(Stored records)
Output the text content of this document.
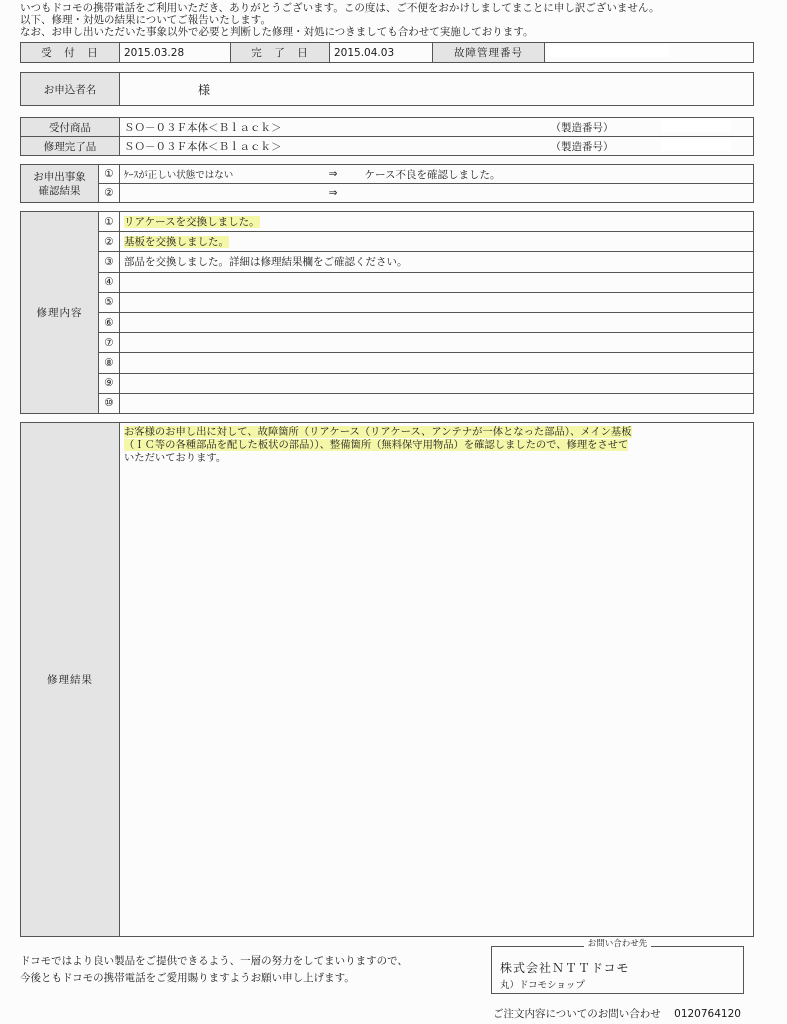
いつもドコモの携帯電話をご利用いただき、ありがとうございます。この度は、ご不便をおかけしましてまことに申し訳ございません。
以下、修理・対処の結果についてご報告いたします。
なお、お申し出いただいた事象以外で必要と判断した修理・対処につきましても合わせて実施しております。
受　付　日	2015.03.28	完　了　日	2015.04.03	故障管理番号	
お申込者名	様
受付商品	ＳＯ－０３Ｆ本体＜Ｂｌａｃｋ＞	（製造番号）	
修理完了品	ＳＯ－０３Ｆ本体＜Ｂｌａｃｋ＞	（製造番号）	
お申出事象
確認結果	①	ｹｰｽが正しい状態ではない	⇒	ケース不良を確認しました。
	②		⇒	
修理内容	①	リアケースを交換しました。
	②	基板を交換しました。
	③	部品を交換しました。詳細は修理結果欄をご確認ください。
	④	
	⑤	
	⑥	
	⑦	
	⑧	
	⑨	
	⑩	
修理結果	
お客様のお申し出に対して、故障箇所（リアケース（リアケース、アンテナが一体となった部品）、メイン基板
（ＩＣ等の各種部品を配した板状の部品））、整備箇所（無料保守用物品）を確認しましたので、修理をさせて
いただいております。
ドコモではより良い製品をご提供できるよう、一層の努力をしてまいりますので、
今後ともドコモの携帯電話をご愛用賜りますようお願い申し上げます。
お問い合わせ先
株式会社ＮＴＴドコモ
丸）ドコモショップ
ご注文内容についてのお問い合わせ 0120764120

### To do:
Without the pictures, restate all of the entries above verbatim.

### Task answer:
Output the text content of this document.
いつもドコモの携帯電話をご利用いただき、ありがとうございます。この度は、ご不便をおかけしましてまことに申し訳ございません。
以下、修理・対処の結果についてご報告いたします。
なお、お申し出いただいた事象以外で必要と判断した修理・対処につきましても合わせて実施しております。
受　付　日	2015.03.28	完　了　日	2015.04.03	故障管理番号	
お申込者名	様
受付商品	ＳＯ－０３Ｆ本体＜Ｂｌａｃｋ＞	（製造番号）	
修理完了品	ＳＯ－０３Ｆ本体＜Ｂｌａｃｋ＞	（製造番号）	
お申出事象
確認結果	①	ｹｰｽが正しい状態ではない	⇒	ケース不良を確認しました。
	②		⇒	
修理内容	①	リアケースを交換しました。
	②	基板を交換しました。
	③	部品を交換しました。詳細は修理結果欄をご確認ください。
	④	
	⑤	
	⑥	
	⑦	
	⑧	
	⑨	
	⑩	
修理結果	
お客様のお申し出に対して、故障箇所（リアケース（リアケース、アンテナが一体となった部品）、メイン基板
（ＩＣ等の各種部品を配した板状の部品））、整備箇所（無料保守用物品）を確認しましたので、修理をさせて
いただいております。
ドコモではより良い製品をご提供できるよう、一層の努力をしてまいりますので、
今後ともドコモの携帯電話をご愛用賜りますようお願い申し上げます。
お問い合わせ先
株式会社ＮＴＴドコモ
丸）ドコモショップ
ご注文内容についてのお問い合わせ 0120764120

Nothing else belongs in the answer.